Stated problem:
Update everything from the start of the records down to and including the line that contains "annotation: Supersonic Mixing" by replacing each "legend-label" with "legend-entry" and leaving everything else unchanged. Give back only those lines.
======
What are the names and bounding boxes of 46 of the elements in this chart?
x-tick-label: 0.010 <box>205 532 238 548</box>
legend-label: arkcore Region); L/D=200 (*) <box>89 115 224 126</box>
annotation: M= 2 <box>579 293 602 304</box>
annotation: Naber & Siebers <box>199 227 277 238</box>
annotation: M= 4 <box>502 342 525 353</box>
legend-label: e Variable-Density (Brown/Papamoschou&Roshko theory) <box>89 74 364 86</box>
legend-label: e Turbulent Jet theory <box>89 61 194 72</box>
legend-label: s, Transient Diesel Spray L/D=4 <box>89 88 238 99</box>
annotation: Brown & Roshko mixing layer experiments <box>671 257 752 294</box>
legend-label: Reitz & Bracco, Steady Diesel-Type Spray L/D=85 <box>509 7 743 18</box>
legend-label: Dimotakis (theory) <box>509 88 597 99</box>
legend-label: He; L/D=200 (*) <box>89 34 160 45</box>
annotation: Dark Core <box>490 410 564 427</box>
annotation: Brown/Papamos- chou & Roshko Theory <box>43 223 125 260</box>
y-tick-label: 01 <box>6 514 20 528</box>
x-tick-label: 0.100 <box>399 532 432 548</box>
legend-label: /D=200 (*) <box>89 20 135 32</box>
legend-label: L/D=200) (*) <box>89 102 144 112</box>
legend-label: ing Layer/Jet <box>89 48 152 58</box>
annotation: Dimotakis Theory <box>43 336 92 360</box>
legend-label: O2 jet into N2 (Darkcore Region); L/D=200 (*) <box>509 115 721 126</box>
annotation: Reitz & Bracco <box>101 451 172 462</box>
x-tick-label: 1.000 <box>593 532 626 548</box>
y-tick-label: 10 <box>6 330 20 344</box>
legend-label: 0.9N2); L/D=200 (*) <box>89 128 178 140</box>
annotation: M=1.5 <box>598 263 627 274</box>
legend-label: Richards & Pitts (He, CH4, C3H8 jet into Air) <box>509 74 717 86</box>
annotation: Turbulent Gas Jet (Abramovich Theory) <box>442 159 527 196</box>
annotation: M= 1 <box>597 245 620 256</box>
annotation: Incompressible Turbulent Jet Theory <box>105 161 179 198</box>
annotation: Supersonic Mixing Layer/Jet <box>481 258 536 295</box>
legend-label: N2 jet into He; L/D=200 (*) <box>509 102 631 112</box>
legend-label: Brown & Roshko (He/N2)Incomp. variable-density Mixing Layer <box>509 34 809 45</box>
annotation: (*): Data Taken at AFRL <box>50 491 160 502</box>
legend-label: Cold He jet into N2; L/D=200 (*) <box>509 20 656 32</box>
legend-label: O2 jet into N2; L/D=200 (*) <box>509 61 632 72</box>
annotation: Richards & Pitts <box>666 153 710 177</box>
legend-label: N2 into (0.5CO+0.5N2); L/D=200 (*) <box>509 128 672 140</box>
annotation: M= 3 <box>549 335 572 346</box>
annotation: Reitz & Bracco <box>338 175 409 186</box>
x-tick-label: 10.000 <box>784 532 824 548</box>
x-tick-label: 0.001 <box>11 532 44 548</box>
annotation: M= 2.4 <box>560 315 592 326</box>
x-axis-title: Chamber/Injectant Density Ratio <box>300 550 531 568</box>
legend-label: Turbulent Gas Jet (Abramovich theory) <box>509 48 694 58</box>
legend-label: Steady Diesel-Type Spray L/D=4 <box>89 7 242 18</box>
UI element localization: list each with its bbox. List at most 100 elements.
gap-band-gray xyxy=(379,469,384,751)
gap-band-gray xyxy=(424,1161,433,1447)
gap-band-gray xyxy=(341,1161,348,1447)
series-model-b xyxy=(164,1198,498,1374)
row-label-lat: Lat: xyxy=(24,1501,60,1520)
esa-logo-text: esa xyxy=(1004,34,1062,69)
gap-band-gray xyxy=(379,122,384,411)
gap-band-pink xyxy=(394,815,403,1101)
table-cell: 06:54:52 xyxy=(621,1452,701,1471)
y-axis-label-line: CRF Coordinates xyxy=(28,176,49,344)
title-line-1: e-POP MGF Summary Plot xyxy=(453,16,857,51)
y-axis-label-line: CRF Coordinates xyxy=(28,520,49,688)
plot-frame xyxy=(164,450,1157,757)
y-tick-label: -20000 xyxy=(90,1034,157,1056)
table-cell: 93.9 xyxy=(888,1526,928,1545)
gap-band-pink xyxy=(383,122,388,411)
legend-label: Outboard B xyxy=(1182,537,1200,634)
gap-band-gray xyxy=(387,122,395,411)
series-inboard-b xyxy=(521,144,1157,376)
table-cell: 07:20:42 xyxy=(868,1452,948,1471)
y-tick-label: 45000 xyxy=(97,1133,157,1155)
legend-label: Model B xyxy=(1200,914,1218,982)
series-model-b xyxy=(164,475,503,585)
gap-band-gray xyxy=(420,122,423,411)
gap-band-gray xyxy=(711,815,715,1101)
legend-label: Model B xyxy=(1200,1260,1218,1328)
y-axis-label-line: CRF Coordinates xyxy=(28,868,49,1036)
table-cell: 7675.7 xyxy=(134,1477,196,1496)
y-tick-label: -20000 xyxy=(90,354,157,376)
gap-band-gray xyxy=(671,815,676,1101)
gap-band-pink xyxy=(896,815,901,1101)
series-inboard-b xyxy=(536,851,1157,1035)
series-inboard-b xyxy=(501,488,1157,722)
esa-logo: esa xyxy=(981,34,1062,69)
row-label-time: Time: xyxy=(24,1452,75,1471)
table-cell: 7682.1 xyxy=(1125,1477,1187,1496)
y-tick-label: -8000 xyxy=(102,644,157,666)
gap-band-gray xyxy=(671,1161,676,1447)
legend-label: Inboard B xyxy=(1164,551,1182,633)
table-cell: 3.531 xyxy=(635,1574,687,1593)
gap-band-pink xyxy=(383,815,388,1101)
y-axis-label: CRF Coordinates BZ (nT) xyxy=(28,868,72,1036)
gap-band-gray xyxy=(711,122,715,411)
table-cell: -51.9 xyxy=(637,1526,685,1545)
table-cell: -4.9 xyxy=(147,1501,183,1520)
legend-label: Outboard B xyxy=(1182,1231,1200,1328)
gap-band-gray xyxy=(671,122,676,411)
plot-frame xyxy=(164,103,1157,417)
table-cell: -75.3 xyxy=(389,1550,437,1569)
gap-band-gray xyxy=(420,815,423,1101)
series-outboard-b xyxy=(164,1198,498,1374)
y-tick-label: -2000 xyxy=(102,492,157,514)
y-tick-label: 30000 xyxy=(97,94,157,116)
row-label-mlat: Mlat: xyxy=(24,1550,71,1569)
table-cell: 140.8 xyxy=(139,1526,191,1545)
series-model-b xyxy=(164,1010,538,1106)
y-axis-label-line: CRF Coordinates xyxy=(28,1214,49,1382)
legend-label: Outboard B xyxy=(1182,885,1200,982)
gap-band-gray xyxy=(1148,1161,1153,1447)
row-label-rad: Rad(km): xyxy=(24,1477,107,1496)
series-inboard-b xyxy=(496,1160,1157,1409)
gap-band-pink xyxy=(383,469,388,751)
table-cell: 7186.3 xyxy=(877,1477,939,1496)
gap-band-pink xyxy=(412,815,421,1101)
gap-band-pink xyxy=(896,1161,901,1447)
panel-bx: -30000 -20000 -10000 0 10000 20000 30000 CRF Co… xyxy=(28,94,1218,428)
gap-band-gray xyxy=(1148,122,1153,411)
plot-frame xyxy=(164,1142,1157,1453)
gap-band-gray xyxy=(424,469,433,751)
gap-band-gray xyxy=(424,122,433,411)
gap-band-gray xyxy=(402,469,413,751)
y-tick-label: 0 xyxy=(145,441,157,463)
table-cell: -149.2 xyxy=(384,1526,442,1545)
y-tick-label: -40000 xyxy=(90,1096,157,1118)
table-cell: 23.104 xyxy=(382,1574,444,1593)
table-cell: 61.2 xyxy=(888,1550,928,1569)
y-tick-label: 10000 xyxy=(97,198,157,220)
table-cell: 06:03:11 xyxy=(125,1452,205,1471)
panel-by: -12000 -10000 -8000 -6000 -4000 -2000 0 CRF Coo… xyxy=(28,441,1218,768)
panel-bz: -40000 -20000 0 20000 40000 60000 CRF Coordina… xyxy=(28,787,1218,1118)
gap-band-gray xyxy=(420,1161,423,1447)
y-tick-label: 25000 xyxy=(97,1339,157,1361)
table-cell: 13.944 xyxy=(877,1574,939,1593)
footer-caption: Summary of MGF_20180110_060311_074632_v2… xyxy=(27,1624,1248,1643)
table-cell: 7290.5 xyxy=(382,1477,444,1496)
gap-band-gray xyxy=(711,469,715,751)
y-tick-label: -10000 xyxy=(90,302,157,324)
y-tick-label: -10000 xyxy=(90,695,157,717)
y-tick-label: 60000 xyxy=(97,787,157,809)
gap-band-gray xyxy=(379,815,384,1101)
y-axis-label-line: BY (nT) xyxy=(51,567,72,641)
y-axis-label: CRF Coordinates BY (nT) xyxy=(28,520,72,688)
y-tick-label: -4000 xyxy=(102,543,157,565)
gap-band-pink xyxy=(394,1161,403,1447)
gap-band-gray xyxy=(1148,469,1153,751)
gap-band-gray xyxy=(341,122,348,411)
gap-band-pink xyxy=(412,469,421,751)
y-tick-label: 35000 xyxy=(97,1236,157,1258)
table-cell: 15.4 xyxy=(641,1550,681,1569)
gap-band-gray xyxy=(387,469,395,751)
======
Task solution:
What are the names and bounding boxes of 46 of the elements in this chart?
x-tick-label: 0.010 <box>205 532 238 548</box>
legend-entry: arkcore Region); L/D=200 (*) <box>89 115 224 126</box>
annotation: M= 2 <box>579 293 602 304</box>
annotation: Naber & Siebers <box>199 227 277 238</box>
annotation: M= 4 <box>502 342 525 353</box>
legend-entry: e Variable-Density (Brown/Papamoschou&Roshko theory) <box>89 74 364 86</box>
legend-entry: e Turbulent Jet theory <box>89 61 194 72</box>
legend-entry: s, Transient Diesel Spray L/D=4 <box>89 88 238 99</box>
annotation: Brown & Roshko mixing layer experiments <box>671 257 752 294</box>
legend-entry: Reitz & Bracco, Steady Diesel-Type Spray L/D=85 <box>509 7 743 18</box>
legend-entry: Dimotakis (theory) <box>509 88 597 99</box>
legend-entry: He; L/D=200 (*) <box>89 34 160 45</box>
annotation: Dark Core <box>490 410 564 427</box>
annotation: Brown/Papamos- chou & Roshko Theory <box>43 223 125 260</box>
y-tick-label: 01 <box>6 514 20 528</box>
x-tick-label: 0.100 <box>399 532 432 548</box>
legend-entry: /D=200 (*) <box>89 20 135 32</box>
legend-entry: L/D=200) (*) <box>89 102 144 112</box>
legend-entry: ing Layer/Jet <box>89 48 152 58</box>
annotation: Dimotakis Theory <box>43 336 92 360</box>
legend-entry: O2 jet into N2 (Darkcore Region); L/D=200 (*) <box>509 115 721 126</box>
annotation: Reitz & Bracco <box>101 451 172 462</box>
x-tick-label: 1.000 <box>593 532 626 548</box>
y-tick-label: 10 <box>6 330 20 344</box>
legend-entry: 0.9N2); L/D=200 (*) <box>89 128 178 140</box>
annotation: M=1.5 <box>598 263 627 274</box>
legend-entry: Richards & Pitts (He, CH4, C3H8 jet into Air) <box>509 74 717 86</box>
annotation: Turbulent Gas Jet (Abramovich Theory) <box>442 159 527 196</box>
annotation: M= 1 <box>597 245 620 256</box>
annotation: Incompressible Turbulent Jet Theory <box>105 161 179 198</box>
annotation: Supersonic Mixing Layer/Jet <box>481 258 536 295</box>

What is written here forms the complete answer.